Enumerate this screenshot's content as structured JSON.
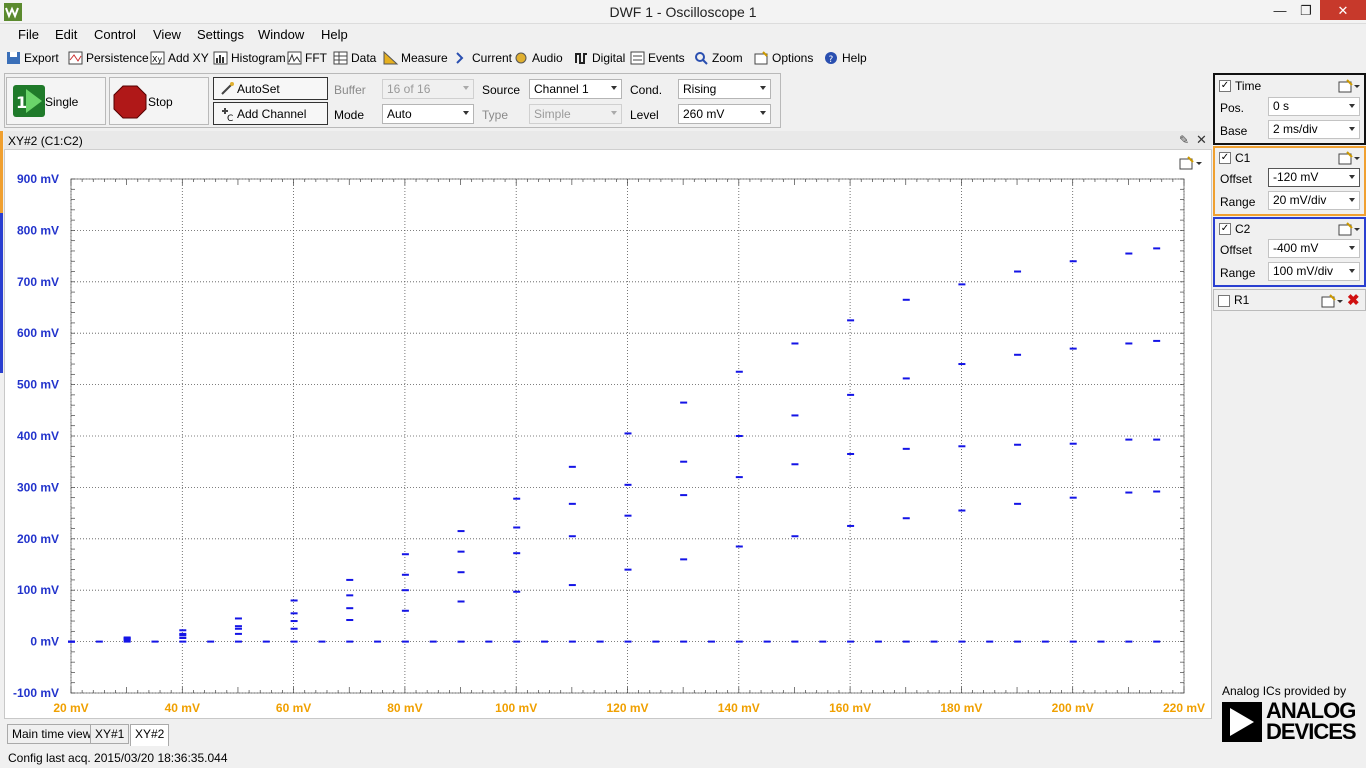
{
  "window": {
    "title": "DWF 1 - Oscilloscope 1"
  },
  "menu": [
    "File",
    "Edit",
    "Control",
    "View",
    "Settings",
    "Window",
    "Help"
  ],
  "toolbar": {
    "export": "Export",
    "persistence": "Persistence",
    "add_xy": "Add XY",
    "histogram": "Histogram",
    "fft": "FFT",
    "data": "Data",
    "measure": "Measure",
    "current": "Current",
    "audio": "Audio",
    "digital": "Digital",
    "events": "Events",
    "zoom": "Zoom",
    "options": "Options",
    "help": "Help"
  },
  "controls": {
    "single": "Single",
    "stop": "Stop",
    "autoset": "AutoSet",
    "add_channel": "Add Channel",
    "buffer_label": "Buffer",
    "buffer_value": "16 of 16",
    "mode_label": "Mode",
    "mode_value": "Auto",
    "source_label": "Source",
    "source_value": "Channel 1",
    "type_label": "Type",
    "type_value": "Simple",
    "cond_label": "Cond.",
    "cond_value": "Rising",
    "level_label": "Level",
    "level_value": "260 mV"
  },
  "plot": {
    "title": "XY#2 (C1:C2)"
  },
  "chart_data": {
    "type": "scatter",
    "title": "",
    "xlabel": "",
    "ylabel": "",
    "xlim": [
      20,
      220
    ],
    "ylim": [
      -100,
      900
    ],
    "x_ticks": [
      "20 mV",
      "40 mV",
      "60 mV",
      "80 mV",
      "100 mV",
      "120 mV",
      "140 mV",
      "160 mV",
      "180 mV",
      "200 mV",
      "220 mV"
    ],
    "y_ticks": [
      "900 mV",
      "800 mV",
      "700 mV",
      "600 mV",
      "500 mV",
      "400 mV",
      "300 mV",
      "200 mV",
      "100 mV",
      "0 mV",
      "-100 mV"
    ],
    "grid": true,
    "series": [
      {
        "color": "#1414e6",
        "x": [
          20,
          25,
          30,
          35,
          40,
          45,
          50,
          55,
          60,
          65,
          70,
          75,
          80,
          85,
          90,
          95,
          100,
          105,
          110,
          115,
          120,
          125,
          130,
          135,
          140,
          145,
          150,
          155,
          160,
          165,
          170,
          175,
          180,
          185,
          190,
          195,
          200,
          205,
          210,
          215
        ],
        "y": [
          0,
          0,
          0,
          0,
          0,
          0,
          0,
          0,
          0,
          0,
          0,
          0,
          0,
          0,
          0,
          0,
          0,
          0,
          0,
          0,
          0,
          0,
          0,
          0,
          0,
          0,
          0,
          0,
          0,
          0,
          0,
          0,
          0,
          0,
          0,
          0,
          0,
          0,
          0,
          0
        ]
      },
      {
        "color": "#1414e6",
        "x": [
          20,
          30,
          40,
          50,
          60,
          70,
          80,
          90,
          100,
          110,
          120,
          130,
          140,
          150,
          160,
          170,
          180,
          190,
          200,
          210,
          215
        ],
        "y": [
          0,
          3,
          7,
          15,
          25,
          42,
          60,
          78,
          97,
          110,
          140,
          160,
          185,
          205,
          225,
          240,
          255,
          268,
          280,
          290,
          292
        ]
      },
      {
        "color": "#1414e6",
        "x": [
          20,
          30,
          40,
          50,
          60,
          70,
          80,
          90,
          100,
          110,
          120,
          130,
          140,
          150,
          160,
          170,
          180,
          190,
          200,
          210,
          215
        ],
        "y": [
          0,
          5,
          12,
          25,
          40,
          65,
          100,
          135,
          172,
          205,
          245,
          285,
          320,
          345,
          365,
          375,
          380,
          383,
          385,
          393,
          393
        ]
      },
      {
        "color": "#1414e6",
        "x": [
          20,
          30,
          40,
          50,
          60,
          70,
          80,
          90,
          100,
          110,
          120,
          130,
          140,
          150,
          160,
          170,
          180,
          190,
          200,
          210,
          215
        ],
        "y": [
          0,
          7,
          15,
          30,
          55,
          90,
          130,
          175,
          222,
          268,
          305,
          350,
          400,
          440,
          480,
          512,
          540,
          558,
          570,
          580,
          585
        ]
      },
      {
        "color": "#1414e6",
        "x": [
          20,
          30,
          40,
          50,
          60,
          70,
          80,
          90,
          100,
          110,
          120,
          130,
          140,
          150,
          160,
          170,
          180,
          190,
          200,
          210,
          215
        ],
        "y": [
          0,
          8,
          22,
          45,
          80,
          120,
          170,
          215,
          278,
          340,
          405,
          465,
          525,
          580,
          625,
          665,
          695,
          720,
          740,
          755,
          765
        ]
      }
    ]
  },
  "tabs": [
    "Main time view",
    "XY#1",
    "XY#2"
  ],
  "status": "Config last acq. 2015/03/20  18:36:35.044",
  "right_panel": {
    "time": {
      "title": "Time",
      "pos_label": "Pos.",
      "pos_value": "0 s",
      "base_label": "Base",
      "base_value": "2 ms/div"
    },
    "c1": {
      "title": "C1",
      "offset_label": "Offset",
      "offset_value": "-120 mV",
      "range_label": "Range",
      "range_value": "20 mV/div",
      "color": "#f0a030"
    },
    "c2": {
      "title": "C2",
      "offset_label": "Offset",
      "offset_value": "-400 mV",
      "range_label": "Range",
      "range_value": "100 mV/div",
      "color": "#2a3fd0"
    },
    "r1": {
      "title": "R1"
    },
    "brand_caption": "Analog ICs provided by",
    "brand_name_1": "ANALOG",
    "brand_name_2": "DEVICES"
  }
}
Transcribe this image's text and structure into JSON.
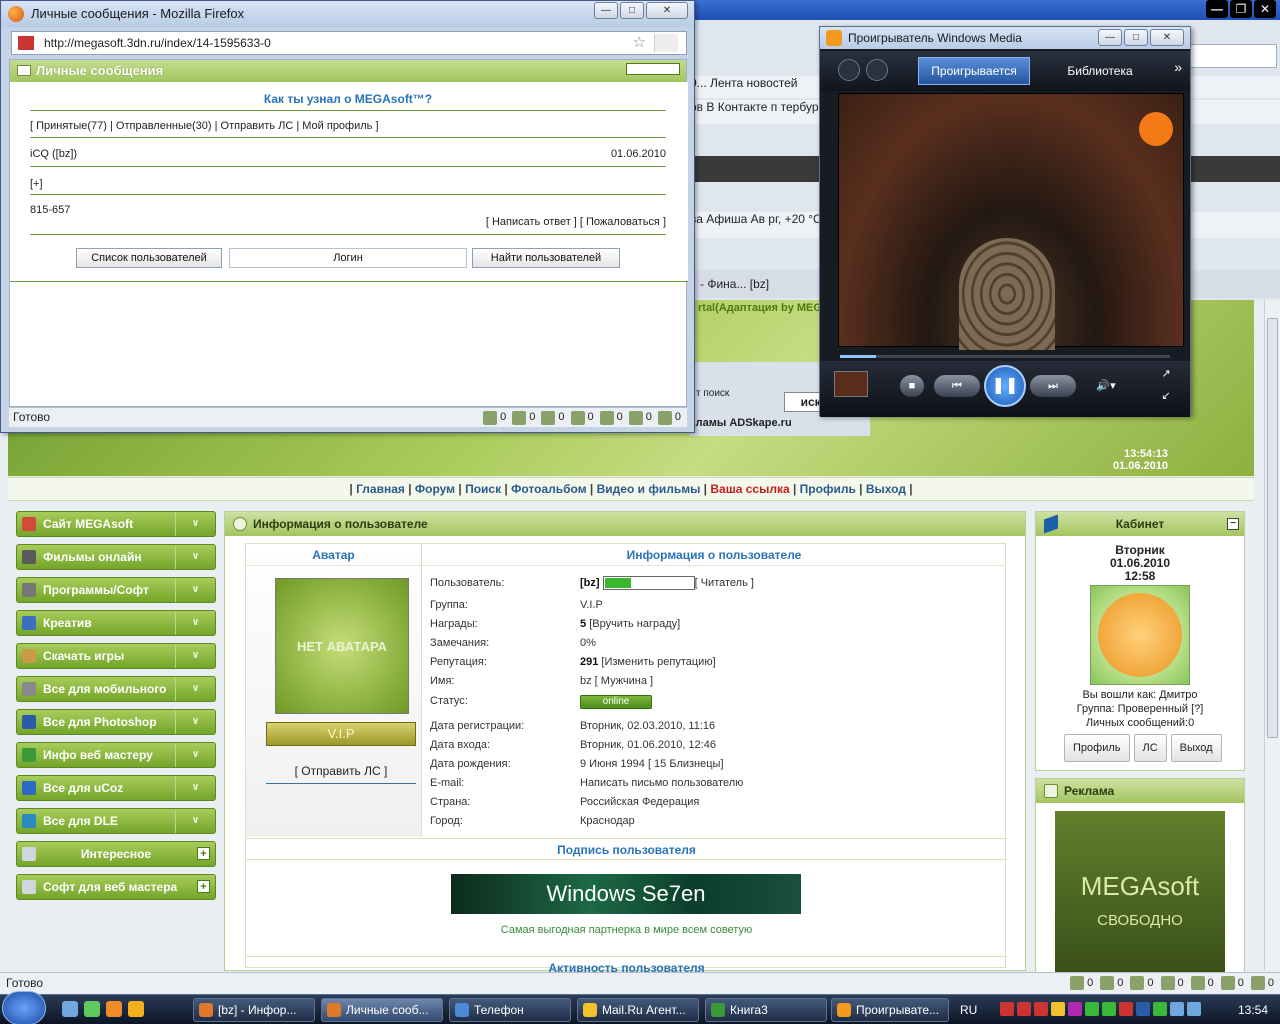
{
  "background_browser": {
    "bookmarks_row1": "0... Лента новостей",
    "bookmarks_row2": "ов  В Контакте   п                                                           тербург  +20",
    "bookmarks_row3": "ва  Афиша  Ав                                                            рг, +20 °C",
    "tab_label": "- Фина...  [bz]",
    "site_tagline": "rtal(Адаптация by MEG",
    "search_label": "т поиск",
    "search_button": "иска",
    "ad_label": "кламы ADSkape.ru",
    "clock_time": "13:54:13",
    "clock_date": "01.06.2010",
    "status": "Готово",
    "status_counts": [
      "0",
      "0",
      "0",
      "0",
      "0",
      "0",
      "0"
    ]
  },
  "nav": {
    "items": [
      "Главная",
      "Форум",
      "Поиск",
      "Фотоальбом",
      "Видео и фильмы",
      "Ваша ссылка",
      "Профиль",
      "Выход"
    ]
  },
  "left_menu": [
    {
      "label": "Сайт MEGAsoft",
      "color": "#d44a3a"
    },
    {
      "label": "Фильмы онлайн",
      "color": "#5a5a5a"
    },
    {
      "label": "Программы/Софт",
      "color": "#777777"
    },
    {
      "label": "Креатив",
      "color": "#3a6fc2"
    },
    {
      "label": "Скачать игры",
      "color": "#c89b47"
    },
    {
      "label": "Все для мобильного",
      "color": "#8a8a8a"
    },
    {
      "label": "Все для Photoshop",
      "color": "#2a5da8"
    },
    {
      "label": "Инфо веб мастеру",
      "color": "#3a9a3a"
    },
    {
      "label": "Все для uCoz",
      "color": "#2a6ac2"
    },
    {
      "label": "Все для DLE",
      "color": "#2a8ac2"
    }
  ],
  "left_menu_expand": [
    {
      "label": "Интересное"
    },
    {
      "label": "Софт для веб мастера"
    }
  ],
  "profile": {
    "panel_title": "Информация о пользователе",
    "avatar_title": "Аватар",
    "info_title": "Информация о пользователе",
    "avatar_text": "НЕТ АВАТАРА",
    "vip_badge": "V.I.P",
    "send_pm": "[ Отправить ЛС ]",
    "rows": [
      {
        "k": "Пользователь:",
        "v": "[bz]",
        "extra": "[ Читатель ]",
        "reputation_fill": 0.3
      },
      {
        "k": "Группа:",
        "v": "V.I.P"
      },
      {
        "k": "Награды:",
        "v": "5",
        "extra": "[Вручить награду]"
      },
      {
        "k": "Замечания:",
        "v": "0%"
      },
      {
        "k": "Репутация:",
        "v": "291",
        "extra": "[Изменить репутацию]"
      },
      {
        "k": "Имя:",
        "v": "bz [ Мужчина ]"
      },
      {
        "k": "Статус:",
        "v": "online"
      },
      {
        "k": "Дата регистрации:",
        "v": "Вторник, 02.03.2010, 11:16"
      },
      {
        "k": "Дата входа:",
        "v": "Вторник, 01.06.2010, 12:46"
      },
      {
        "k": "Дата рождения:",
        "v": "9 Июня 1994 [ 15 Близнецы]"
      },
      {
        "k": "E-mail:",
        "v": "Написать письмо пользователю"
      },
      {
        "k": "Страна:",
        "v": "Российская Федерация"
      },
      {
        "k": "Город:",
        "v": "Краснодар"
      }
    ],
    "signature_title": "Подпись пользователя",
    "signature_banner": "Windows Se7en",
    "signature_text": "Самая выгодная партнерка в мире всем советую",
    "activity_title": "Активность пользователя"
  },
  "cabinet": {
    "title": "Кабинет",
    "day": "Вторник",
    "date": "01.06.2010",
    "time": "12:58",
    "logged_as": "Вы вошли как: Дмитро",
    "group": "Группа: Проверенный  [?]",
    "messages": "Личных сообщений:0",
    "buttons": [
      "Профиль",
      "ЛС",
      "Выход"
    ]
  },
  "ads": {
    "title": "Реклама",
    "brand": "MEGAsoft",
    "slogan": "СВОБОДНО"
  },
  "firefox_popup": {
    "title": "Личные сообщения - Mozilla Firefox",
    "url": "http://megasoft.3dn.ru/index/14-1595633-0",
    "panel_title": "Личные сообщения",
    "subject": "Как ты узнал о MEGAsoft™?",
    "links": "[ Принятые(77) | Отправленные(30) | Отправить ЛС | Мой профиль ]",
    "sender": "iCQ   ([bz])",
    "date": "01.06.2010",
    "expand": "[+]",
    "message": "815-657",
    "actions": "[ Написать ответ ] [ Пожаловаться ]",
    "btn_users": "Список пользователей",
    "login_placeholder": "Логин",
    "btn_find": "Найти пользователей",
    "status": "Готово",
    "status_counts": [
      "0",
      "0",
      "0",
      "0",
      "0",
      "0",
      "0"
    ]
  },
  "wmp": {
    "title": "Проигрыватель Windows Media",
    "tab_playing": "Проигрывается",
    "tab_library": "Библиотека",
    "progress": 0.11
  },
  "taskbar": {
    "tasks": [
      {
        "label": "[bz] - Инфор...",
        "color": "#e07a2a"
      },
      {
        "label": "Личные сооб...",
        "color": "#e07a2a"
      },
      {
        "label": "Телефон",
        "color": "#4a8ad8"
      },
      {
        "label": "Mail.Ru Агент...",
        "color": "#f2c12e"
      },
      {
        "label": "Книга3",
        "color": "#3a9a3a"
      },
      {
        "label": "Проигрывате...",
        "color": "#f29a1e"
      }
    ],
    "lang": "RU",
    "clock": "13:54"
  }
}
--------------------------------------------------
▶ [WRITTEN REQUEST]:
Copy each line from the records above that includes the string "Дата".

▶ [WRITTEN SOLUTION]:
        "k": "Дата регистрации:",
        "k": "Дата входа:",
        "k": "Дата рождения:",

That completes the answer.